Data records:
○ ○ ○ ○

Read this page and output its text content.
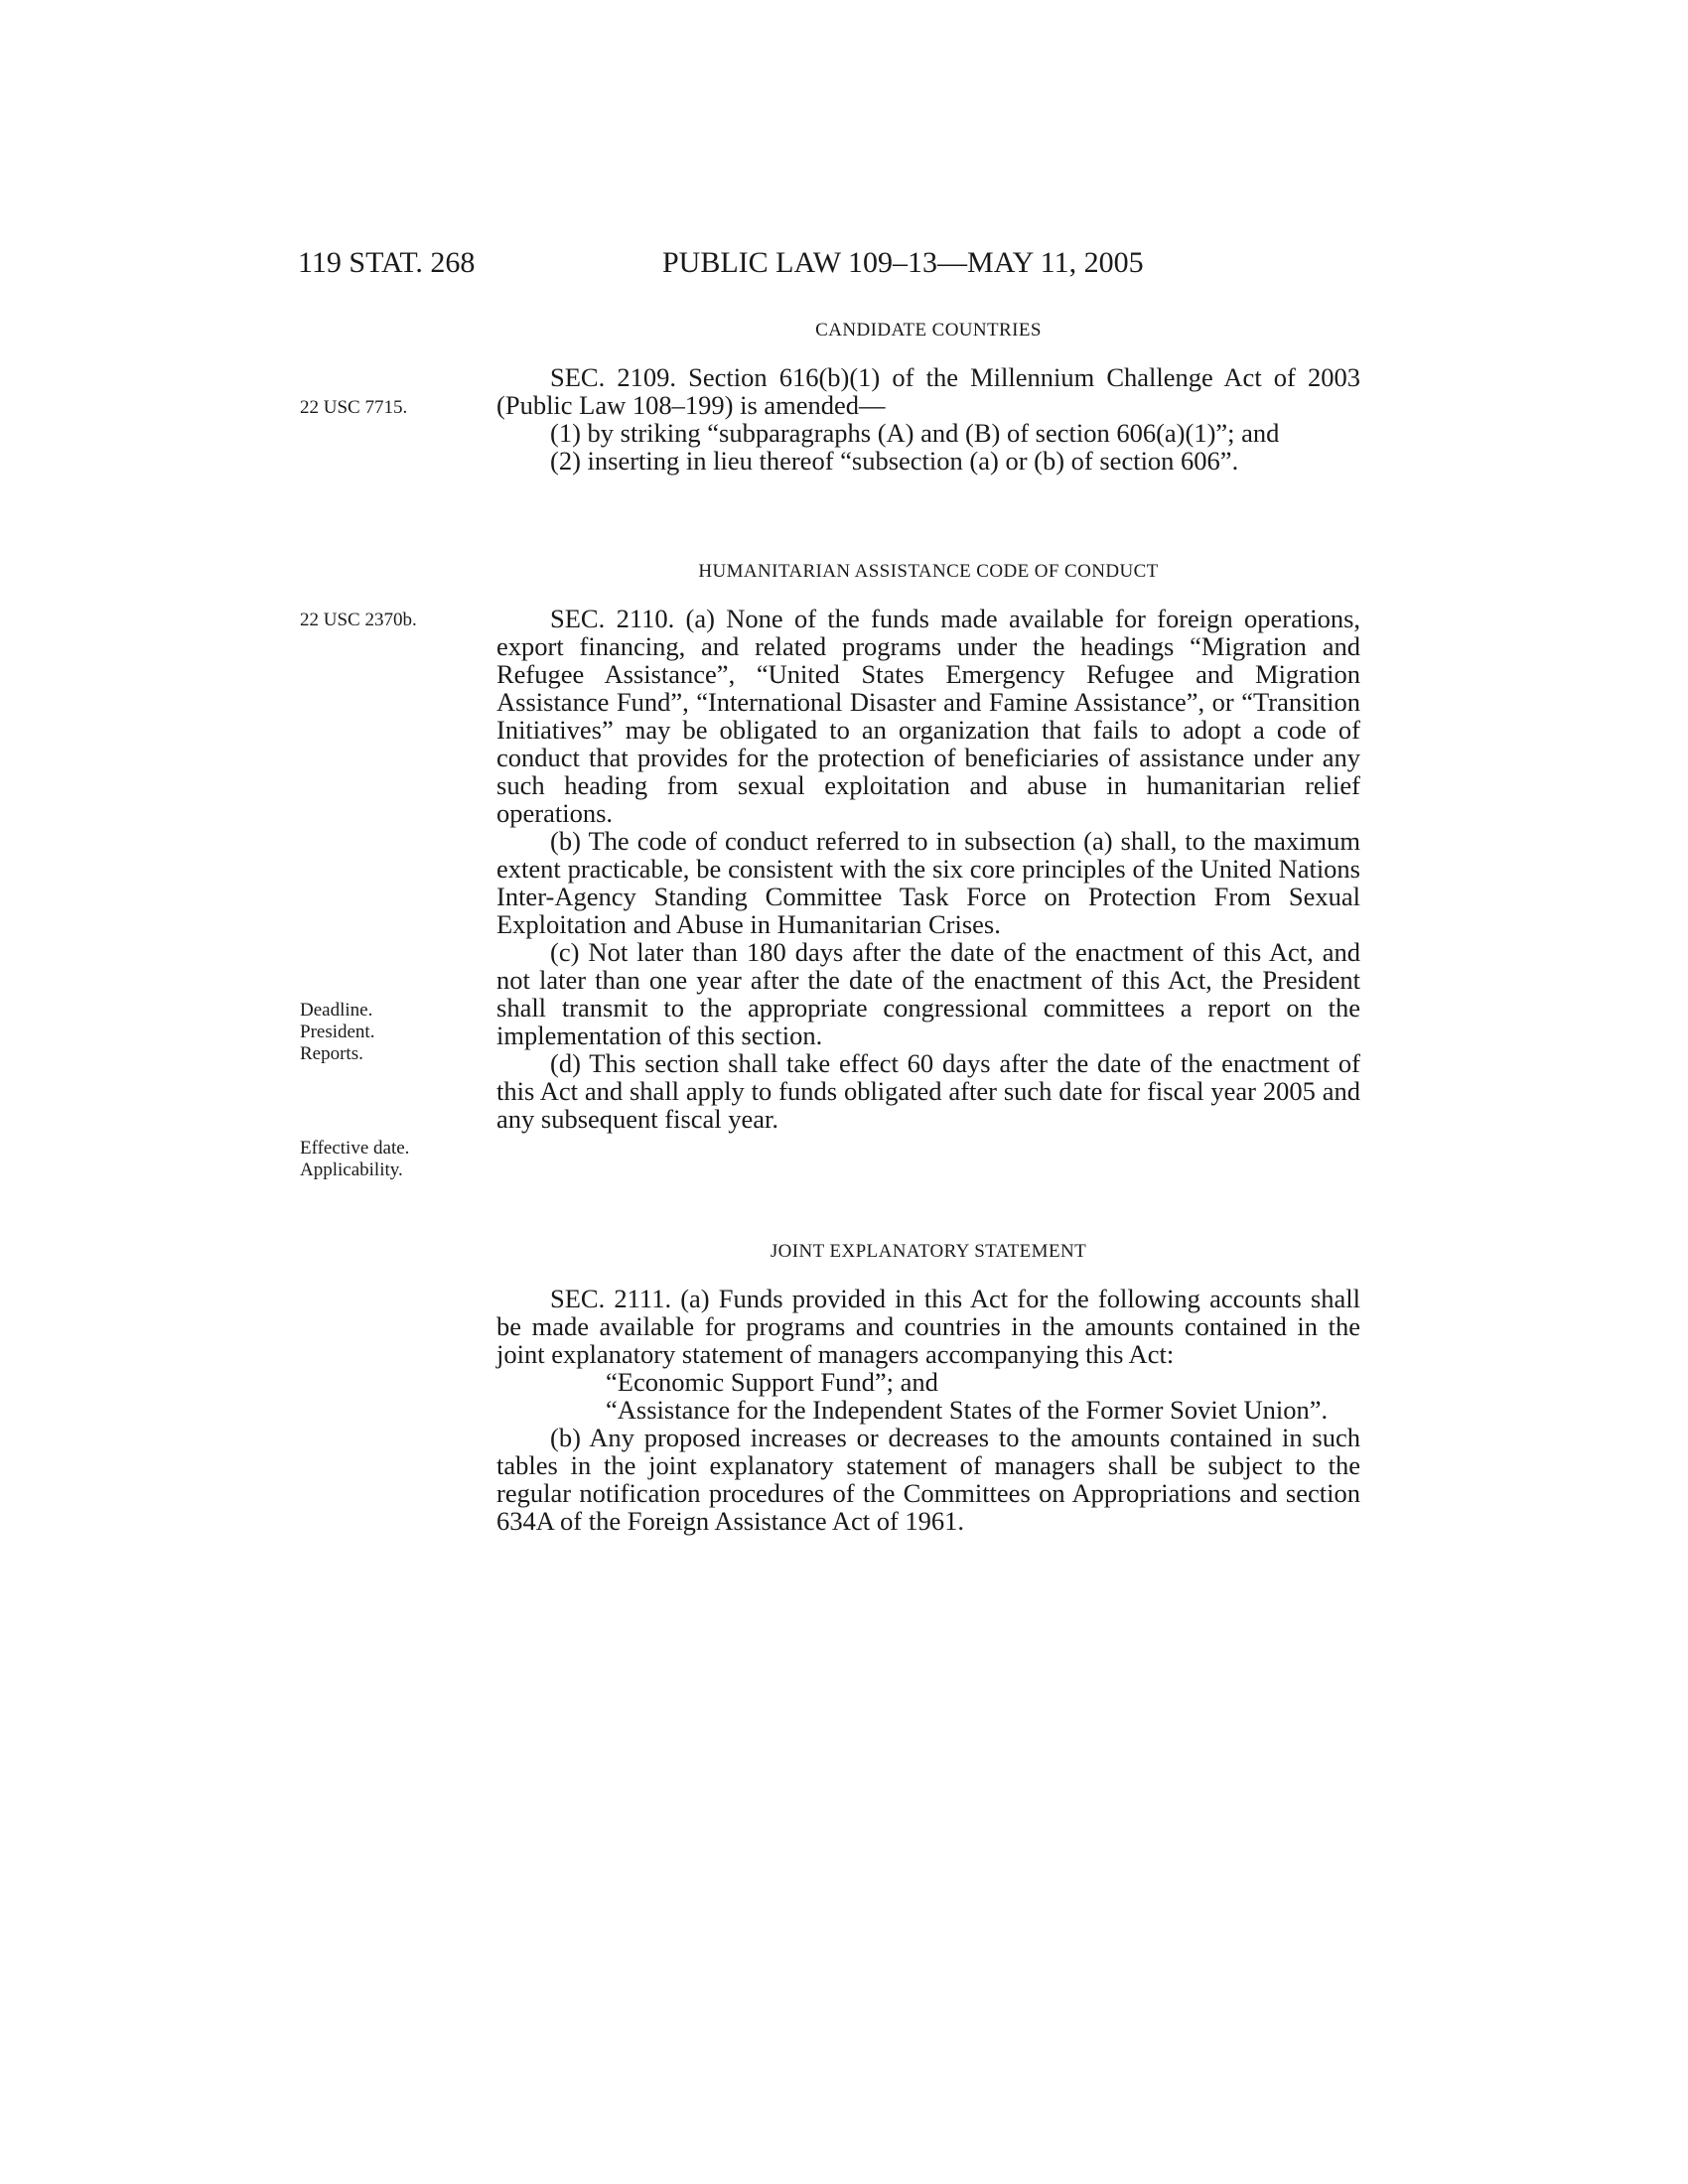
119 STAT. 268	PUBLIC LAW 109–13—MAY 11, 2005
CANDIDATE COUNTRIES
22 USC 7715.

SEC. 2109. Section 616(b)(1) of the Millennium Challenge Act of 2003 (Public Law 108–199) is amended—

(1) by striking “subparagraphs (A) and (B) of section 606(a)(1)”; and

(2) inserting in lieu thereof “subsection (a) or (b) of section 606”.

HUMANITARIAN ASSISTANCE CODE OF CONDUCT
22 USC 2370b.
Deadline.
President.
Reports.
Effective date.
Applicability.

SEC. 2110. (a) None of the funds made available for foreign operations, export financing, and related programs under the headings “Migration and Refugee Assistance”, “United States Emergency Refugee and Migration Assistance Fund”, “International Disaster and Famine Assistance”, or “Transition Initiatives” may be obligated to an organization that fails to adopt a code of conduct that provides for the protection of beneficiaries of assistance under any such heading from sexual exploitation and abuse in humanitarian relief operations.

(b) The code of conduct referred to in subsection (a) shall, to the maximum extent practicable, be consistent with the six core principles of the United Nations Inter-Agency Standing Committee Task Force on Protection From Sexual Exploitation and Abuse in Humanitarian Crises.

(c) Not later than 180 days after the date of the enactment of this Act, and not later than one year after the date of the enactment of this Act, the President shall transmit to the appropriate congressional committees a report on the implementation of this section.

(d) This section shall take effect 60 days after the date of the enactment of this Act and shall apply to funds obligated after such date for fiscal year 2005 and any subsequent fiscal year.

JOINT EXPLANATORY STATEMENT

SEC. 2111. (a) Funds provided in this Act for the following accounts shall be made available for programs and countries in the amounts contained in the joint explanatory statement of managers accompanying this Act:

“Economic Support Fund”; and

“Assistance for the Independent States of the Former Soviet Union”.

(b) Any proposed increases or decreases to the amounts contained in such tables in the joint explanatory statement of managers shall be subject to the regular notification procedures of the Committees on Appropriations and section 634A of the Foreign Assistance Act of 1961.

○ ○ ○ ○

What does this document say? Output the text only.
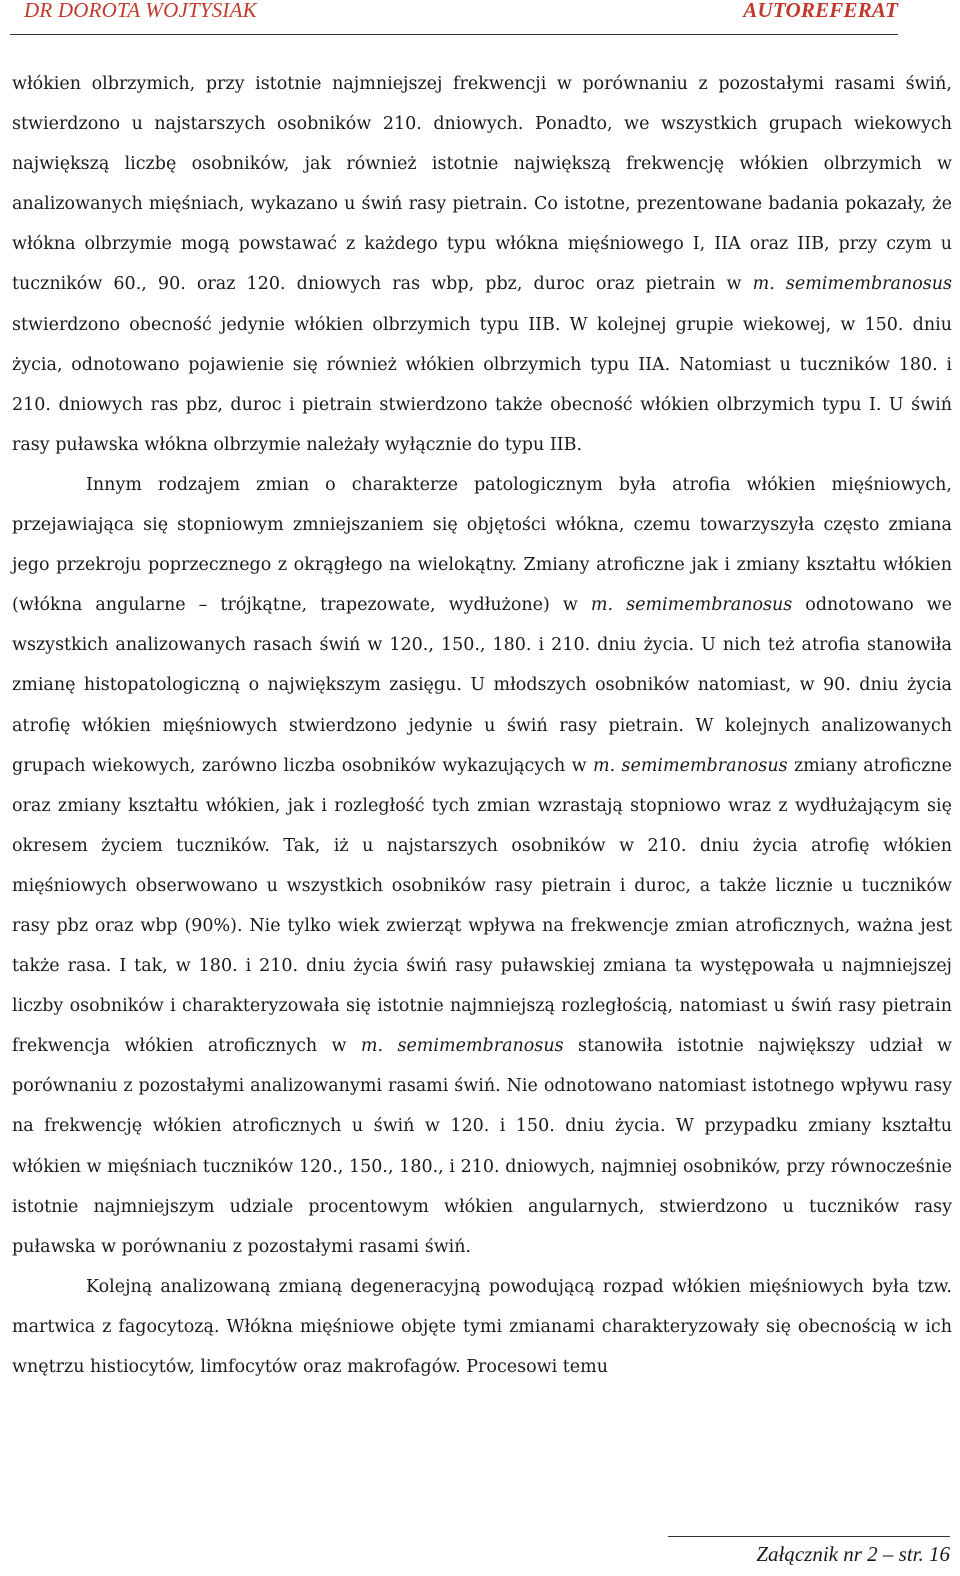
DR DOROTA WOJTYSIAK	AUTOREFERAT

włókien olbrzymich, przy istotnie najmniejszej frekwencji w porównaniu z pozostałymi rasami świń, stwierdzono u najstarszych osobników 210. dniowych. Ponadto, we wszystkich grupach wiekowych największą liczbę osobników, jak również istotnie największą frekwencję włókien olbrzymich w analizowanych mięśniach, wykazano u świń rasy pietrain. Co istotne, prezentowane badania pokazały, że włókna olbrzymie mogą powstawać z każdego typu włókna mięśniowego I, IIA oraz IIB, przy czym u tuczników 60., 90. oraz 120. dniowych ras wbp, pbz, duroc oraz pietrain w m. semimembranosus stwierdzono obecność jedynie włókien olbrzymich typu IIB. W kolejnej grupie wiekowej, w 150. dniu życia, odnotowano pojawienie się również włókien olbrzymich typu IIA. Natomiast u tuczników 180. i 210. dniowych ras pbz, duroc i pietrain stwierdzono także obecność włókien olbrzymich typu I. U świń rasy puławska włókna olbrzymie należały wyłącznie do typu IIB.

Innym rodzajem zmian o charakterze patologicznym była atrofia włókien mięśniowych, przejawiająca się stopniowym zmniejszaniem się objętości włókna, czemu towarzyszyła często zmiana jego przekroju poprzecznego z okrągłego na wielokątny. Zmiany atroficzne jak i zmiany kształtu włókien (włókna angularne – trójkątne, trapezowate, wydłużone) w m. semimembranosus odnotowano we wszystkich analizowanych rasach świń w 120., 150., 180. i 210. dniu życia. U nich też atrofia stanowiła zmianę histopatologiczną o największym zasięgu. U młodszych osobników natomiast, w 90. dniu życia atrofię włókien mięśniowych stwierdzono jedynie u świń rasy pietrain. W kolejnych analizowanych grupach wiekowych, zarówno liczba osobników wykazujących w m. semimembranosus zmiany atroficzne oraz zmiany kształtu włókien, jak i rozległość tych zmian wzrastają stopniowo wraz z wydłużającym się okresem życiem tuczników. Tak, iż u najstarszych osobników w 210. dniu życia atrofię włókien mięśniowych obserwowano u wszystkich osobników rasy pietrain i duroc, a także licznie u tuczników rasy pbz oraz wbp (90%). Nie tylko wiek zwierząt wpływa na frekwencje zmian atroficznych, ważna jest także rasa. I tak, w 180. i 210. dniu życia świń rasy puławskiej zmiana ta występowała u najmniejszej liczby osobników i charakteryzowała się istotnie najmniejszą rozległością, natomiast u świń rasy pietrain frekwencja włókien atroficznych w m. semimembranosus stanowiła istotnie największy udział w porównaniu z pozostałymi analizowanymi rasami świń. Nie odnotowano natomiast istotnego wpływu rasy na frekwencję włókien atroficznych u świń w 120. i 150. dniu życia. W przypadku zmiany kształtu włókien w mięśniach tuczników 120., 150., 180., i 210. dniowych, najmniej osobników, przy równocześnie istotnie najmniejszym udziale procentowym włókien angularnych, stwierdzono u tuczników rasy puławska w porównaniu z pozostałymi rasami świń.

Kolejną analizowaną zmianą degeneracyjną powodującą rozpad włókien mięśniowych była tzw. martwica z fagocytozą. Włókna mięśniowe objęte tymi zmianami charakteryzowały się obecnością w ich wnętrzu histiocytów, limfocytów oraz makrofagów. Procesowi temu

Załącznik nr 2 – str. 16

○ ○ ○ ○

__Your instructions__: Look through the data above. Each line containing the word "States" needs to be copied.

__Output for this exercise__:
SEC. 2110. (a) None of the funds made available for foreign operations, export financing, and related programs under the headings “Migration and Refugee Assistance”, “United States Emergency Refugee and Migration Assistance Fund”, “International Disaster and Famine Assistance”, or “Transition Initiatives” may be obligated to an organization that fails to adopt a code of conduct that provides for the protection of beneficiaries of assistance under any such heading from sexual exploitation and abuse in humanitarian relief operations.
“Assistance for the Independent States of the Former Soviet Union”.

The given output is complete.